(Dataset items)

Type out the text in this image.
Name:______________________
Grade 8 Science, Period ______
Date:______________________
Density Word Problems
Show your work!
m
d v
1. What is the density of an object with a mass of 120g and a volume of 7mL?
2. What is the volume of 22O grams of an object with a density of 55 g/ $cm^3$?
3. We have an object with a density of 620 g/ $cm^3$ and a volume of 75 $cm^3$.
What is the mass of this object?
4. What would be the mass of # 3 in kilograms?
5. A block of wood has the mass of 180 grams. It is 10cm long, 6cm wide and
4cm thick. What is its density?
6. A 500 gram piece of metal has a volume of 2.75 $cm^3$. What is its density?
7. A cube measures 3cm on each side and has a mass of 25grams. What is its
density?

WHAT IS ASKED: Show the lines where the word "mass" appears in the entries.

ANSWER TO THE PROBLEM:
1. What is the density of an object with a mass of 120g and a volume of 7mL?
What is the mass of this object?
4. What would be the mass of # 3 in kilograms?
5. A block of wood has the mass of 180 grams. It is 10cm long, 6cm wide and
7. A cube measures 3cm on each side and has a mass of 25grams. What is its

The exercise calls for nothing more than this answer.